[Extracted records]
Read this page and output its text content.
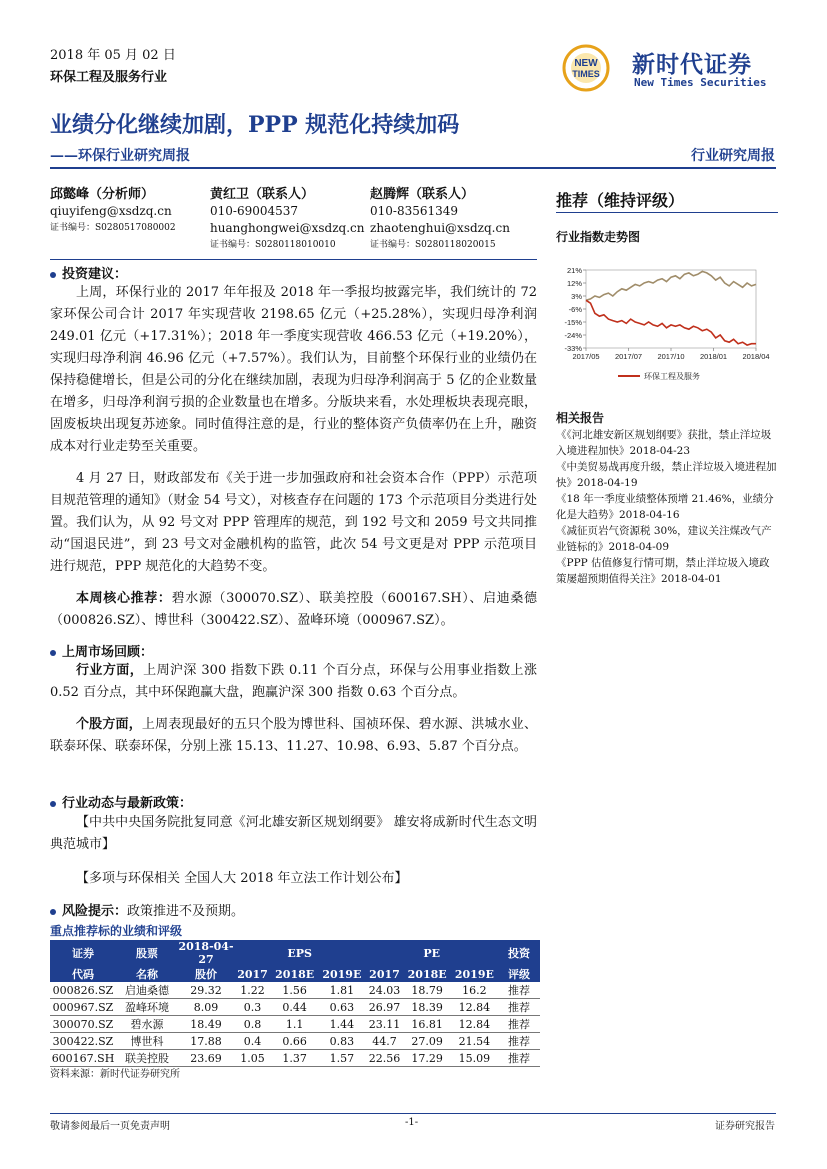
2018 年 05 月 02 日
环保工程及服务行业
NEW
TIMES 新时代证券
New Times Securities
业绩分化继续加剧，PPP 规范化持续加码
——环保行业研究周报	行业研究周报
邱懿峰（分析师）
qiuyifeng@xsdzq.cn
证书编号：S0280517080002
黄红卫（联系人）
010-69004537
huanghongwei@xsdzq.cn
证书编号：S0280118010010
赵腾辉（联系人）
010-83561349
zhaotenghui@xsdzq.cn
证书编号：S0280118020015
推荐（维持评级）
行业指数走势图
21%
12%
3%
-6%
-15%
-24%
-33%
2017/05 2017/07 2017/10 2018/01 2018/04
环保工程及服务
相关报告
《《河北雄安新区规划纲要》获批，禁止洋垃圾入境进程加快》2018-04-23
《中美贸易战再度升级，禁止洋垃圾入境进程加快》2018-04-19
《18 年一季度业绩整体预增 21.46%，业绩分化是大趋势》2018-04-16
《减征页岩气资源税 30%，建议关注煤改气产业链标的》2018-04-09
《PPP 估值修复行情可期，禁止洋垃圾入境政策屡超预期值得关注》2018-04-01
投资建议：

上周，环保行业的 2017 年年报及 2018 年一季报均披露完毕，我们统计的 72 家环保公司合计 2017 年实现营收 2198.65 亿元（+25.28%），实现归母净利润 249.01 亿元（+17.31%）；2018 年一季度实现营收 466.53 亿元（+19.20%），实现归母净利润 46.96 亿元（+7.57%）。我们认为，目前整个环保行业的业绩仍在保持稳健增长，但是公司的分化在继续加剧，表现为归母净利润高于 5 亿的企业数量在增多，归母净利润亏损的企业数量也在增多。分版块来看，水处理板块表现亮眼，固废板块出现复苏迹象。同时值得注意的是，行业的整体资产负债率仍在上升，融资成本对行业走势至关重要。

4 月 27 日，财政部发布《关于进一步加强政府和社会资本合作（PPP）示范项目规范管理的通知》（财金 54 号文），对核查存在问题的 173 个示范项目分类进行处置。我们认为，从 92 号文对 PPP 管理库的规范，到 192 号文和 2059 号文共同推动“国退民进”，到 23 号文对金融机构的监管，此次 54 号文更是对 PPP 示范项目进行规范，PPP 规范化的大趋势不变。

本周核心推荐：碧水源（300070.SZ）、联美控股（600167.SH）、启迪桑德（000826.SZ）、博世科（300422.SZ）、盈峰环境（000967.SZ）。

上周市场回顾：

行业方面，上周沪深 300 指数下跌 0.11 个百分点，环保与公用事业指数上涨 0.52 百分点，其中环保跑赢大盘，跑赢沪深 300 指数 0.63 个百分点。

个股方面，上周表现最好的五只个股为博世科、国祯环保、碧水源、洪城水业、联泰环保、联泰环保，分别上涨 15.13、11.27、10.98、6.93、5.87 个百分点。

行业动态与最新政策：

【中共中央国务院批复同意《河北雄安新区规划纲要》 雄安将成新时代生态文明典范城市】

【多项与环保相关 全国人大 2018 年立法工作计划公布】

风险提示：政策推进不及预期。
重点推荐标的业绩和评级
证券	股票	2018-04-27	EPS			PE			投资
代码	名称	股价	2017	2018E	2019E	2017	2018E	2019E	评级
000826.SZ	启迪桑德	29.32	1.22	1.56	1.81	24.03	18.79	16.2	推荐
000967.SZ	盈峰环境	8.09	0.3	0.44	0.63	26.97	18.39	12.84	推荐
300070.SZ	碧水源	18.49	0.8	1.1	1.44	23.11	16.81	12.84	推荐
300422.SZ	博世科	17.88	0.4	0.66	0.83	44.7	27.09	21.54	推荐
600167.SH	联美控股	23.69	1.05	1.37	1.57	22.56	17.29	15.09	推荐
资料来源：新时代证券研究所
敬请参阅最后一页免责声明	-1-	证券研究报告
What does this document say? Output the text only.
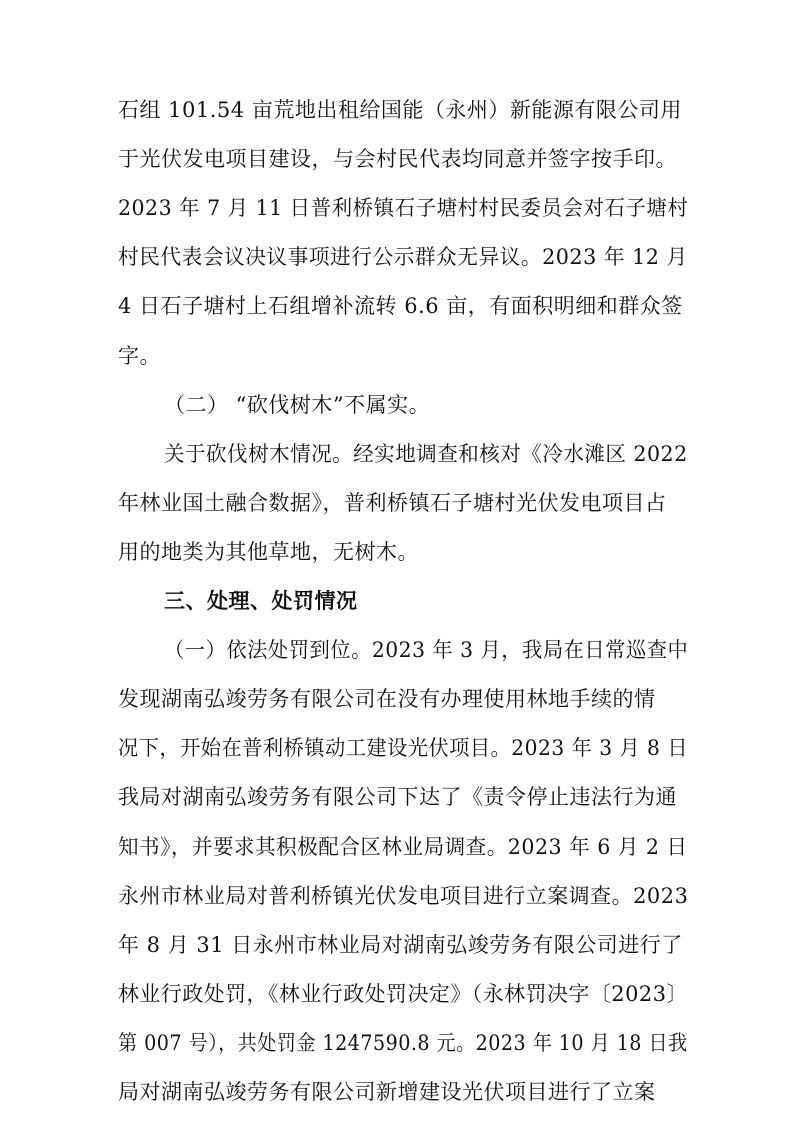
石组 101.54 亩荒地出租给国能（永州）新能源有限公司用
于光伏发电项目建设，与会村民代表均同意并签字按手印。
2023 年 7 月 11 日普利桥镇石子塘村村民委员会对石子塘村
村民代表会议决议事项进行公示群众无异议。2023 年 12 月
4 日石子塘村上石组增补流转 6.6 亩，有面积明细和群众签
字。
（二） “砍伐树木”不属实。
关于砍伐树木情况。经实地调查和核对《冷水滩区 2022
年林业国土融合数据》，普利桥镇石子塘村光伏发电项目占
用的地类为其他草地，无树木。
三、处理、处罚情况
（一）依法处罚到位。2023 年 3 月，我局在日常巡查中
发现湖南弘竣劳务有限公司在没有办理使用林地手续的情
况下，开始在普利桥镇动工建设光伏项目。2023 年 3 月 8 日
我局对湖南弘竣劳务有限公司下达了《责令停止违法行为通
知书》，并要求其积极配合区林业局调查。2023 年 6 月 2 日
永州市林业局对普利桥镇光伏发电项目进行立案调查。2023
年 8 月 31 日永州市林业局对湖南弘竣劳务有限公司进行了
林业行政处罚，《林业行政处罚决定》（永林罚决字〔2023〕
第 007 号），共处罚金 1247590.8 元。2023 年 10 月 18 日我
局对湖南弘竣劳务有限公司新增建设光伏项目进行了立案
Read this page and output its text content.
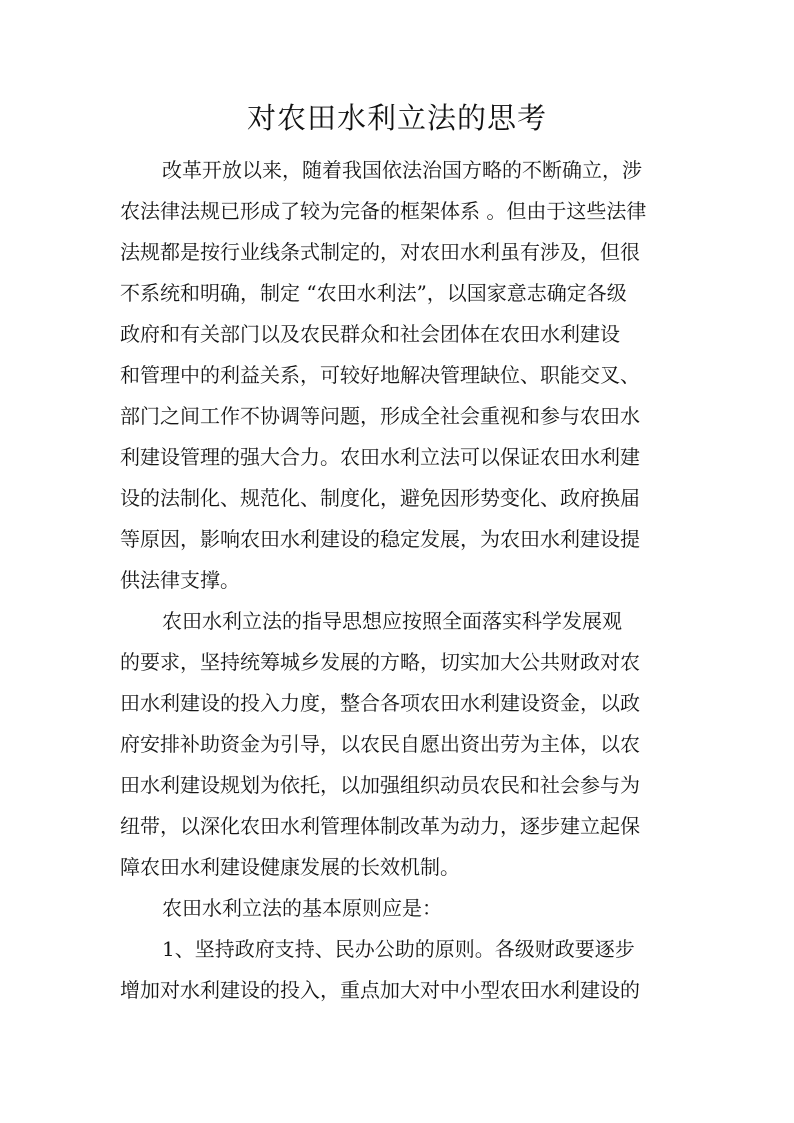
对农田水利立法的思考
改革开放以来，随着我国依法治国方略的不断确立，涉
农法律法规已形成了较为完备的框架体系 。但由于这些法律
法规都是按行业线条式制定的，对农田水利虽有涉及，但很
不系统和明确，制定 “农田水利法”，以国家意志确定各级
政府和有关部门以及农民群众和社会团体在农田水利建设
和管理中的利益关系，可较好地解决管理缺位、职能交叉、
部门之间工作不协调等问题，形成全社会重视和参与农田水
利建设管理的强大合力。农田水利立法可以保证农田水利建
设的法制化、规范化、制度化，避免因形势变化、政府换届
等原因，影响农田水利建设的稳定发展，为农田水利建设提
供法律支撑。
农田水利立法的指导思想应按照全面落实科学发展观
的要求，坚持统筹城乡发展的方略，切实加大公共财政对农
田水利建设的投入力度，整合各项农田水利建设资金，以政
府安排补助资金为引导，以农民自愿出资出劳为主体，以农
田水利建设规划为依托，以加强组织动员农民和社会参与为
纽带，以深化农田水利管理体制改革为动力，逐步建立起保
障农田水利建设健康发展的长效机制。
农田水利立法的基本原则应是：
1、坚持政府支持、民办公助的原则。各级财政要逐步
增加对水利建设的投入，重点加大对中小型农田水利建设的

• **OBJECTIVE**
Report all lines of the data above that include the string "禁止洋垃圾入境进程加快".

• **EXERCISE SOLUTION**
《《河北雄安新区规划纲要》获批，禁止洋垃圾入境进程加快》2018-04-23
《中美贸易战再度升级，禁止洋垃圾入境进程加快》2018-04-19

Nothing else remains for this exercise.